Aim of the task:
Count the lines in the listing that contain the string "теплого", treating uppercase and lowercase as different. Reply with the number only.

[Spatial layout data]
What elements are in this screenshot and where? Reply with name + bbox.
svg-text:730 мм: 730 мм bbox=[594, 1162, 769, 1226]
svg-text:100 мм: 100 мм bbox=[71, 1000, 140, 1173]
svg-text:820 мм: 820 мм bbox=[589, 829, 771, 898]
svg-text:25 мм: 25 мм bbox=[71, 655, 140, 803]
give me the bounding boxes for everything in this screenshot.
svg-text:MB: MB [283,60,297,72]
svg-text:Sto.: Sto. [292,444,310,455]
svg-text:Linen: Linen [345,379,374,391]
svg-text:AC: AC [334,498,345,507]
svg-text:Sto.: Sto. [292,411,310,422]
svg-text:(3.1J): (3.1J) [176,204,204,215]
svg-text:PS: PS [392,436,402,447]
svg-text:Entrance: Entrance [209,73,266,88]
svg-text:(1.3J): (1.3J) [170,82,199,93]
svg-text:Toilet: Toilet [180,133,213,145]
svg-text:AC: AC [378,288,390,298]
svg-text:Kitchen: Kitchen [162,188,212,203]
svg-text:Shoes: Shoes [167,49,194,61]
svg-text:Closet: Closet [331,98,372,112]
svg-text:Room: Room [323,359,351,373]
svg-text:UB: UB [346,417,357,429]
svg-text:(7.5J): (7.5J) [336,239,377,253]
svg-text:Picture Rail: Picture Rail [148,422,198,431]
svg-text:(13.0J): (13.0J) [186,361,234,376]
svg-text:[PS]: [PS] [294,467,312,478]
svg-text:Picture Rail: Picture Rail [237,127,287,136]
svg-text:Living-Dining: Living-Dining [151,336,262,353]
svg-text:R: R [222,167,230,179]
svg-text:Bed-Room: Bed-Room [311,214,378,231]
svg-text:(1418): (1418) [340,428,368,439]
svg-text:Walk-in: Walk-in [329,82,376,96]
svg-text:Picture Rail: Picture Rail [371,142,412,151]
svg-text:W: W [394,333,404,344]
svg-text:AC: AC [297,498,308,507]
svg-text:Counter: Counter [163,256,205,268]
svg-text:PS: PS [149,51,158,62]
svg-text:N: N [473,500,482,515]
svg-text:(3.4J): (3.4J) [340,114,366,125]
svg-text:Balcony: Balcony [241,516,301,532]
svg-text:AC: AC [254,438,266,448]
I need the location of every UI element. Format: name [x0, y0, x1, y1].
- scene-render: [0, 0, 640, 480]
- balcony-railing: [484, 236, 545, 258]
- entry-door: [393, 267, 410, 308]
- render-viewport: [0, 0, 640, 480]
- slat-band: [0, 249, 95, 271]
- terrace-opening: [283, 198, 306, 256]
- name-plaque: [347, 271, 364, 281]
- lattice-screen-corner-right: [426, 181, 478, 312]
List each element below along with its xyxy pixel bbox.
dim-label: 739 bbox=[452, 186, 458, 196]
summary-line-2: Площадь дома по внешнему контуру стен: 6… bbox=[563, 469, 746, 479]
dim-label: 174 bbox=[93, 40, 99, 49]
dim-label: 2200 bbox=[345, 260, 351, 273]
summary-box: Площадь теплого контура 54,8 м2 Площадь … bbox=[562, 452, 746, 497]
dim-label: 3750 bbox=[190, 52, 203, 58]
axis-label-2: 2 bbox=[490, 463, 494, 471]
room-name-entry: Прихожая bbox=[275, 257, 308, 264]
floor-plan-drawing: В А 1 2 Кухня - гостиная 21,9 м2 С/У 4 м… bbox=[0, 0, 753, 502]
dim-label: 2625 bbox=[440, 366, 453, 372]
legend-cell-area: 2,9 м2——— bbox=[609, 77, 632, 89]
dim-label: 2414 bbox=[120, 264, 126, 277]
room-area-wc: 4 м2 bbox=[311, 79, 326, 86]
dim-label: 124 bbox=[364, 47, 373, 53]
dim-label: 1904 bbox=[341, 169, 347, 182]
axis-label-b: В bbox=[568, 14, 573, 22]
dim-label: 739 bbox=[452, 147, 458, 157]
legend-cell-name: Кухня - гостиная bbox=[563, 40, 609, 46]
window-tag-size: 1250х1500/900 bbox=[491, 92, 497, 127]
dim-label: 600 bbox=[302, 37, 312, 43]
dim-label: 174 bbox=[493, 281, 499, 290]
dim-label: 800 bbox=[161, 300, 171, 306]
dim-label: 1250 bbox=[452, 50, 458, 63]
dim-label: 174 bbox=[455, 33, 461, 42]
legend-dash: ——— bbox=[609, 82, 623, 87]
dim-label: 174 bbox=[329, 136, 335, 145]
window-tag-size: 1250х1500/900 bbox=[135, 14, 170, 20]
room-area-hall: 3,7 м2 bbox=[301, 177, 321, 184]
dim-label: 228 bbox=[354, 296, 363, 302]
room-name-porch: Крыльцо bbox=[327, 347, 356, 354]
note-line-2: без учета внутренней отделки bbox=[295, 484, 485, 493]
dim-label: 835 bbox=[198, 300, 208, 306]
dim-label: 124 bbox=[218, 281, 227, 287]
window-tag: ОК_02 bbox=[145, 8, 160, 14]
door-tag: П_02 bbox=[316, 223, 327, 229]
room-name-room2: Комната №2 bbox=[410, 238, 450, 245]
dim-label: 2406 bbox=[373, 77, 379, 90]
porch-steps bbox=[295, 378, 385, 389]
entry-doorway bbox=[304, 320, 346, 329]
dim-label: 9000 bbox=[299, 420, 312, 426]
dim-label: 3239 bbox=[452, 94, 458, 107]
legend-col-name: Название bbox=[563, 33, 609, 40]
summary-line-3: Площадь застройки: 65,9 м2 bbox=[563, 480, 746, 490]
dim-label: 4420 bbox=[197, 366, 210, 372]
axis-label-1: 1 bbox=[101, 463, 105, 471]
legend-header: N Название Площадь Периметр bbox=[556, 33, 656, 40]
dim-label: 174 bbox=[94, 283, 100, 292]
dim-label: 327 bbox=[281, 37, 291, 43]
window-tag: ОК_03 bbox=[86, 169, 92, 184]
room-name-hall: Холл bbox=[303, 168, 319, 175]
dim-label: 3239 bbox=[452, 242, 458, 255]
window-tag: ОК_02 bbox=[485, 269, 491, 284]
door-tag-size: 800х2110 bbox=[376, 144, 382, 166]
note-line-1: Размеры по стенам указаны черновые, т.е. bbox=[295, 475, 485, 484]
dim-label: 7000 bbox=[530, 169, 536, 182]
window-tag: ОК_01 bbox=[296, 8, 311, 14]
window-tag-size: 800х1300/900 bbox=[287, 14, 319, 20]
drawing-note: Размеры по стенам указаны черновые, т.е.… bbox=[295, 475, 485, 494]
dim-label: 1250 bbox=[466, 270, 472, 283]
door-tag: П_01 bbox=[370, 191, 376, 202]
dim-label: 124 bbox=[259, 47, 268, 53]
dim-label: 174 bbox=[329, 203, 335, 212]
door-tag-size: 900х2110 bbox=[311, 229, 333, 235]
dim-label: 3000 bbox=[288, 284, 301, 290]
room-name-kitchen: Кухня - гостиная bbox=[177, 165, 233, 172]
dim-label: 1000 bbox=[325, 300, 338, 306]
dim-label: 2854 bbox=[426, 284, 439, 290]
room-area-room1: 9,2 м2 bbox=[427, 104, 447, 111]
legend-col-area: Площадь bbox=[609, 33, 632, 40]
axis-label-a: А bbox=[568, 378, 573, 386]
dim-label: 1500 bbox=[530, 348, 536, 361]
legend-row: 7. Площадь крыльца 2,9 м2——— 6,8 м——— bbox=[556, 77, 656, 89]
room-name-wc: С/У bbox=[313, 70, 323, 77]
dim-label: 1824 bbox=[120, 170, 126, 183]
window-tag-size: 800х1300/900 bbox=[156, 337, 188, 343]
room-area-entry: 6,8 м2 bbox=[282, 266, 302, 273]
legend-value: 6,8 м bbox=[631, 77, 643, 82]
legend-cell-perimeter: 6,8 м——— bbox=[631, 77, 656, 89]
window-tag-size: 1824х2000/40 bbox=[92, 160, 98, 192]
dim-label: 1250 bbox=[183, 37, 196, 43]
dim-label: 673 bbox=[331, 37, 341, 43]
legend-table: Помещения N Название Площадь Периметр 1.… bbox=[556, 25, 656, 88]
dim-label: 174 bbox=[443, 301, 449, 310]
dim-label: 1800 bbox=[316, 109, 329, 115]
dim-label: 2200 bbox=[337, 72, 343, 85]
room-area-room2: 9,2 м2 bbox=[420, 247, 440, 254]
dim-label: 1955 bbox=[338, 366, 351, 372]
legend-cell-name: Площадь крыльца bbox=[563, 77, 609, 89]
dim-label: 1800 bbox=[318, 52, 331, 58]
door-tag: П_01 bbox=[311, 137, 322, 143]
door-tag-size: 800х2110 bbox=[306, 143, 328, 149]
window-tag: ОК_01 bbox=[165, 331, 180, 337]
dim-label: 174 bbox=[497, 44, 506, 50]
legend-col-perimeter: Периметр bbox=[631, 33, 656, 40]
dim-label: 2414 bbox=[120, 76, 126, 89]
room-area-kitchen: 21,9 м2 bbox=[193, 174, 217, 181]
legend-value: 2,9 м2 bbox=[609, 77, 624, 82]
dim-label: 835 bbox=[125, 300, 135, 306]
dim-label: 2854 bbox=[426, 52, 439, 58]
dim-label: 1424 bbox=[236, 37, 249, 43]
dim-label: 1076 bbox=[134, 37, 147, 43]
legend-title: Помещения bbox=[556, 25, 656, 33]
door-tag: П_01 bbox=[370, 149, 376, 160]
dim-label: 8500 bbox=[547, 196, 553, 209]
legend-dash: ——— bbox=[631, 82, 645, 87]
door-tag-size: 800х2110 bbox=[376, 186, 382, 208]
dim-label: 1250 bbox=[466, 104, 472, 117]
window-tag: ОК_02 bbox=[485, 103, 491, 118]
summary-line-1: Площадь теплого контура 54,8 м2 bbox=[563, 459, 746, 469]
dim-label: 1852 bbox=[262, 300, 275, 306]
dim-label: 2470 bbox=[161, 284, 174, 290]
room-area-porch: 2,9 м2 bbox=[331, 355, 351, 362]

Finished answer:
2